=== SUPPLIED MATERIAL ===
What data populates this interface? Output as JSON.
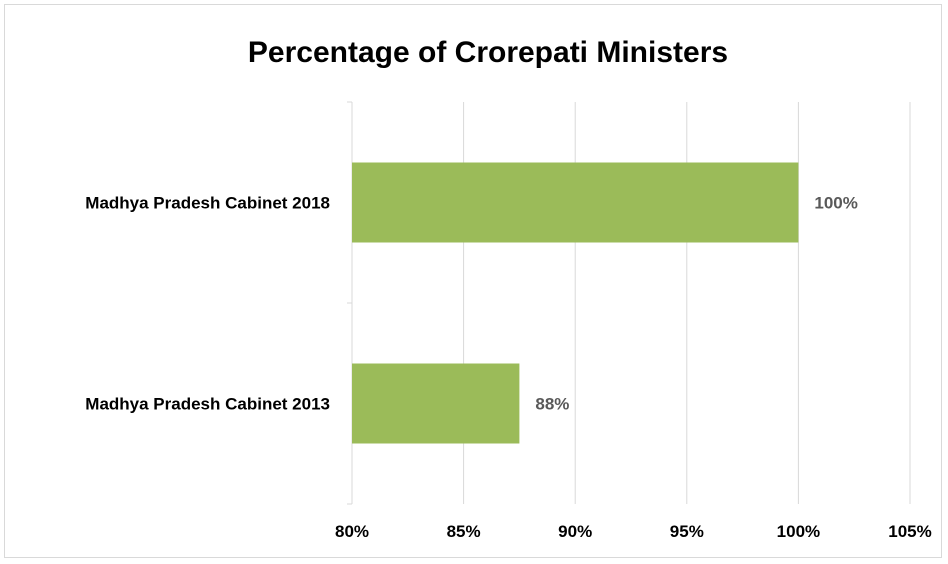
{
  "chart_data": {
    "type": "bar",
    "orientation": "horizontal",
    "title": "Percentage of Crorepati Ministers",
    "categories": [
      "Madhya Pradesh Cabinet 2018",
      "Madhya Pradesh Cabinet 2013"
    ],
    "values": [
      100,
      87.5
    ],
    "data_labels": [
      "100%",
      "88%"
    ],
    "xlim": [
      80,
      105
    ],
    "x_ticks": [
      80,
      85,
      90,
      95,
      100,
      105
    ],
    "x_tick_labels": [
      "80%",
      "85%",
      "90%",
      "95%",
      "100%",
      "105%"
    ],
    "xlabel": "",
    "ylabel": "",
    "grid": "vertical",
    "legend": "none",
    "colors": {
      "bar": "#9bbb59",
      "grid": "#d9d9d9",
      "data_label": "#595959"
    }
  }
}
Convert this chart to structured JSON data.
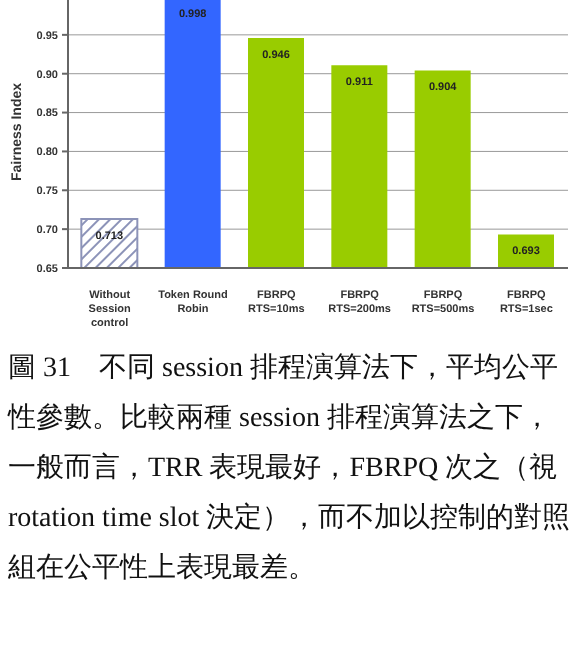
{
  "chart_data": {
    "type": "bar",
    "ylabel": "Fairness Index",
    "categories": [
      "Without Session control",
      "Token Round Robin",
      "FBRPQ RTS=10ms",
      "FBRPQ RTS=200ms",
      "FBRPQ RTS=500ms",
      "FBRPQ RTS=1sec"
    ],
    "values": [
      0.713,
      0.998,
      0.946,
      0.911,
      0.904,
      0.693
    ],
    "colors": [
      "#8c93b8",
      "#3366ff",
      "#99cc00",
      "#99cc00",
      "#99cc00",
      "#99cc00"
    ],
    "ylim": [
      0.65,
      1.0
    ],
    "yticks": [
      {
        "value": 0.65,
        "label": "0.65"
      },
      {
        "value": 0.7,
        "label": "0.70"
      },
      {
        "value": 0.75,
        "label": "0.75"
      },
      {
        "value": 0.8,
        "label": "0.80"
      },
      {
        "value": 0.85,
        "label": "0.85"
      },
      {
        "value": 0.9,
        "label": "0.90"
      },
      {
        "value": 0.95,
        "label": "0.95"
      }
    ],
    "grid": "y",
    "data_labels": true,
    "annotations": [
      "圖 31　不同 session 排程演算法下，平均公平性參數。比較兩種 session 排程演算法之下，一般而言，TRR 表現最好，FBRPQ 次之（視 rotation time slot 決定），而不加以控制的對照組在公平性上表現最差。"
    ]
  }
}
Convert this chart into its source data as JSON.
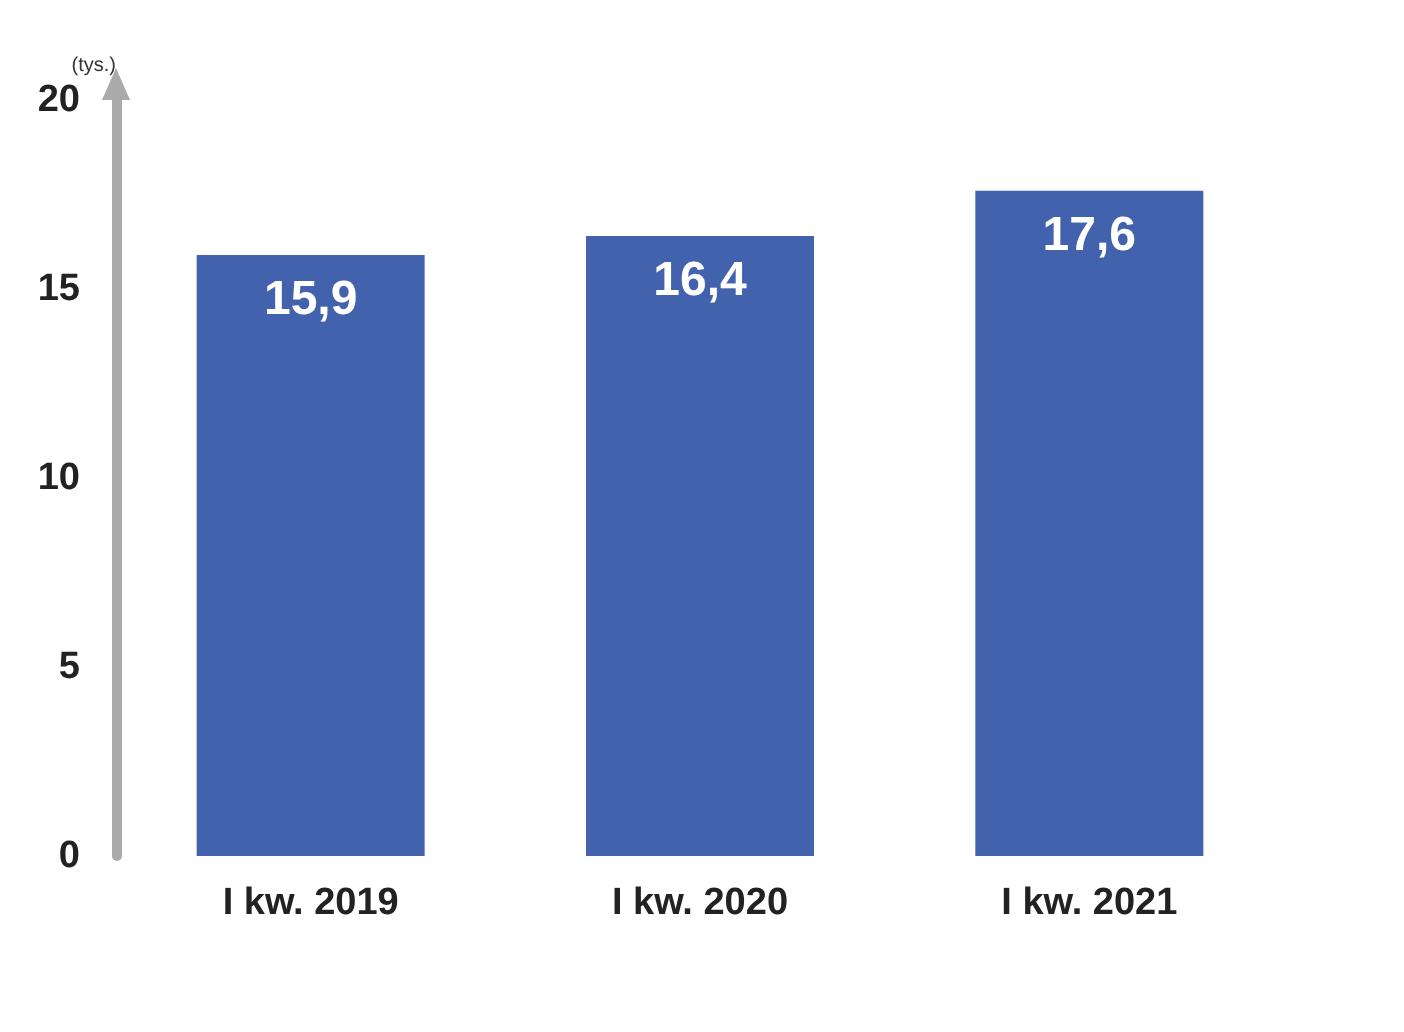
{
  "chart_data": {
    "type": "bar",
    "ylabel": "(tys.)",
    "categories": [
      "I kw. 2019",
      "I kw. 2020",
      "I kw. 2021"
    ],
    "values": [
      15.9,
      16.4,
      17.6
    ],
    "color": "#4262ad",
    "value_labels": [
      "15,9",
      "16,4",
      "17,6"
    ],
    "ylim": [
      0,
      20
    ],
    "yticks": [
      0,
      5,
      10,
      15,
      20
    ],
    "grid": false
  }
}
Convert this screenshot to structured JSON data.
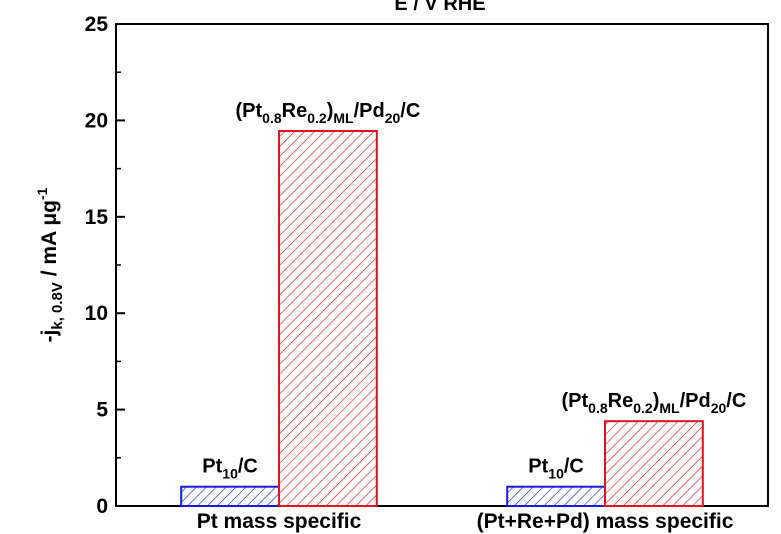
{
  "chart_data": {
    "type": "bar",
    "title": "E / V RHE",
    "ylabel": {
      "prefix": "-j",
      "subscript": "k, 0.8V",
      "units_base": "  /  mA μg",
      "units_exp": "-1"
    },
    "ylim": [
      0,
      25
    ],
    "y_ticks": [
      0,
      5,
      10,
      15,
      20,
      25
    ],
    "categories": [
      "Pt mass specific",
      "(Pt+Re+Pd) mass specific"
    ],
    "series": [
      {
        "label_parts": [
          {
            "t": "Pt",
            "sub": false
          },
          {
            "t": "10",
            "sub": true
          },
          {
            "t": "/C",
            "sub": false
          }
        ],
        "color": "#1a1adb",
        "pattern": "hatch",
        "values": [
          1.0,
          1.0
        ]
      },
      {
        "label_parts": [
          {
            "t": "(Pt",
            "sub": false
          },
          {
            "t": "0.8",
            "sub": true
          },
          {
            "t": "Re",
            "sub": false
          },
          {
            "t": "0.2",
            "sub": true
          },
          {
            "t": ")",
            "sub": false
          },
          {
            "t": "ML",
            "sub": true
          },
          {
            "t": "/Pd",
            "sub": false
          },
          {
            "t": "20",
            "sub": true
          },
          {
            "t": "/C",
            "sub": false
          }
        ],
        "color": "#e0141e",
        "pattern": "hatch",
        "values": [
          19.45,
          4.4
        ]
      }
    ],
    "grid": false,
    "legend": "none"
  }
}
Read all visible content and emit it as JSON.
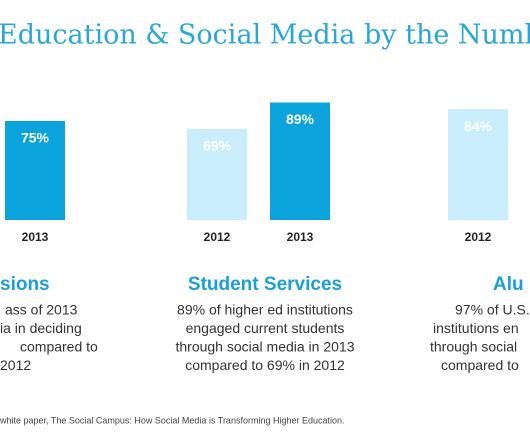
{
  "title": "Education & Social Media by the Numb",
  "source": "white paper, The Social Campus: How Social Media is Transforming Higher Education.",
  "chart_data": [
    {
      "type": "bar",
      "title": "sions",
      "categories": [
        "2013"
      ],
      "values": [
        75
      ],
      "value_labels": [
        "75%"
      ],
      "colors": [
        "#0aa3dc"
      ],
      "ylim": [
        0,
        100
      ],
      "description": [
        "ass of 2013",
        "ia in deciding",
        "compared to",
        "2012"
      ]
    },
    {
      "type": "bar",
      "title": "Student Services",
      "categories": [
        "2012",
        "2013"
      ],
      "values": [
        69,
        89
      ],
      "value_labels": [
        "69%",
        "89%"
      ],
      "colors": [
        "#c9edfa",
        "#0aa3dc"
      ],
      "ylim": [
        0,
        100
      ],
      "description": [
        "89% of higher ed institutions",
        "engaged current students",
        "through social media in 2013",
        "compared to 69% in 2012"
      ]
    },
    {
      "type": "bar",
      "title": "Alu",
      "categories": [
        "2012"
      ],
      "values": [
        84
      ],
      "value_labels": [
        "84%"
      ],
      "colors": [
        "#c9edfa"
      ],
      "ylim": [
        0,
        100
      ],
      "description": [
        "97% of U.S.",
        "institutions en",
        "through social",
        "compared to"
      ]
    }
  ]
}
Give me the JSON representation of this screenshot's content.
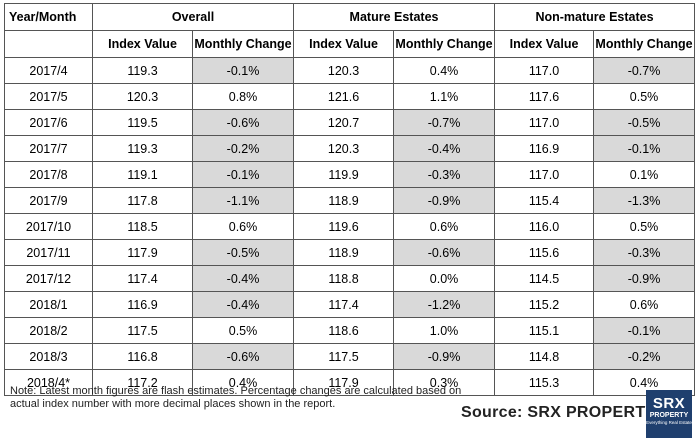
{
  "table": {
    "group_headers": [
      "Year/Month",
      "Overall",
      "Mature Estates",
      "Non-mature Estates"
    ],
    "sub_headers": [
      "Index Value",
      "Monthly Change",
      "Index Value",
      "Monthly Change",
      "Index Value",
      "Monthly Change"
    ],
    "rows": [
      {
        "month": "2017/4",
        "values": [
          "119.3",
          "-0.1%",
          "120.3",
          "0.4%",
          "117.0",
          "-0.7%"
        ]
      },
      {
        "month": "2017/5",
        "values": [
          "120.3",
          "0.8%",
          "121.6",
          "1.1%",
          "117.6",
          "0.5%"
        ]
      },
      {
        "month": "2017/6",
        "values": [
          "119.5",
          "-0.6%",
          "120.7",
          "-0.7%",
          "117.0",
          "-0.5%"
        ]
      },
      {
        "month": "2017/7",
        "values": [
          "119.3",
          "-0.2%",
          "120.3",
          "-0.4%",
          "116.9",
          "-0.1%"
        ]
      },
      {
        "month": "2017/8",
        "values": [
          "119.1",
          "-0.1%",
          "119.9",
          "-0.3%",
          "117.0",
          "0.1%"
        ]
      },
      {
        "month": "2017/9",
        "values": [
          "117.8",
          "-1.1%",
          "118.9",
          "-0.9%",
          "115.4",
          "-1.3%"
        ]
      },
      {
        "month": "2017/10",
        "values": [
          "118.5",
          "0.6%",
          "119.6",
          "0.6%",
          "116.0",
          "0.5%"
        ]
      },
      {
        "month": "2017/11",
        "values": [
          "117.9",
          "-0.5%",
          "118.9",
          "-0.6%",
          "115.6",
          "-0.3%"
        ]
      },
      {
        "month": "2017/12",
        "values": [
          "117.4",
          "-0.4%",
          "118.8",
          "0.0%",
          "114.5",
          "-0.9%"
        ]
      },
      {
        "month": "2018/1",
        "values": [
          "116.9",
          "-0.4%",
          "117.4",
          "-1.2%",
          "115.2",
          "0.6%"
        ]
      },
      {
        "month": "2018/2",
        "values": [
          "117.5",
          "0.5%",
          "118.6",
          "1.0%",
          "115.1",
          "-0.1%"
        ]
      },
      {
        "month": "2018/3",
        "values": [
          "116.8",
          "-0.6%",
          "117.5",
          "-0.9%",
          "114.8",
          "-0.2%"
        ]
      },
      {
        "month": "2018/4*",
        "values": [
          "117.2",
          "0.4%",
          "117.9",
          "0.3%",
          "115.3",
          "0.4%"
        ]
      }
    ],
    "negative_shade_color": "#d9d9d9"
  },
  "footer": {
    "note": "Note: Latest month figures are flash estimates. Percentage changes are calculated based on actual index number with more decimal places shown in the report.",
    "source": "Source:  SRX PROPERTY",
    "logo": {
      "line1": "SRX",
      "line2": "PROPERTY",
      "line3": "Everything Real Estate",
      "color": "#1f3f6e"
    }
  }
}
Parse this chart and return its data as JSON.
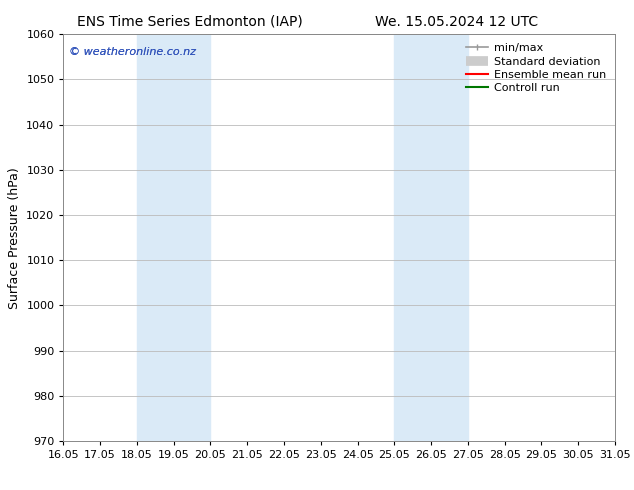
{
  "title_left": "ENS Time Series Edmonton (IAP)",
  "title_right": "We. 15.05.2024 12 UTC",
  "ylabel": "Surface Pressure (hPa)",
  "xlabel": "",
  "ylim": [
    970,
    1060
  ],
  "yticks": [
    970,
    980,
    990,
    1000,
    1010,
    1020,
    1030,
    1040,
    1050,
    1060
  ],
  "xtick_labels": [
    "16.05",
    "17.05",
    "18.05",
    "19.05",
    "20.05",
    "21.05",
    "22.05",
    "23.05",
    "24.05",
    "25.05",
    "26.05",
    "27.05",
    "28.05",
    "29.05",
    "30.05",
    "31.05"
  ],
  "xtick_positions": [
    0,
    1,
    2,
    3,
    4,
    5,
    6,
    7,
    8,
    9,
    10,
    11,
    12,
    13,
    14,
    15
  ],
  "shade_regions": [
    {
      "x_start": 2,
      "x_end": 4,
      "color": "#daeaf7"
    },
    {
      "x_start": 9,
      "x_end": 11,
      "color": "#daeaf7"
    }
  ],
  "watermark_text": "© weatheronline.co.nz",
  "watermark_color": "#3355bb",
  "background_color": "#ffffff",
  "plot_bg_color": "#ffffff",
  "grid_color": "#bbbbbb",
  "legend_items": [
    {
      "label": "min/max",
      "color": "#999999",
      "lw": 1.2
    },
    {
      "label": "Standard deviation",
      "color": "#cccccc",
      "lw": 7
    },
    {
      "label": "Ensemble mean run",
      "color": "#ff0000",
      "lw": 1.5
    },
    {
      "label": "Controll run",
      "color": "#007700",
      "lw": 1.5
    }
  ],
  "title_fontsize": 10,
  "axis_fontsize": 9,
  "tick_fontsize": 8,
  "legend_fontsize": 8
}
===
» DIRECTIONS:
Going through the entries above, tally each line that has the word "content". Answer with the number only.

» RESULT FOR THIS EXERCISE:
2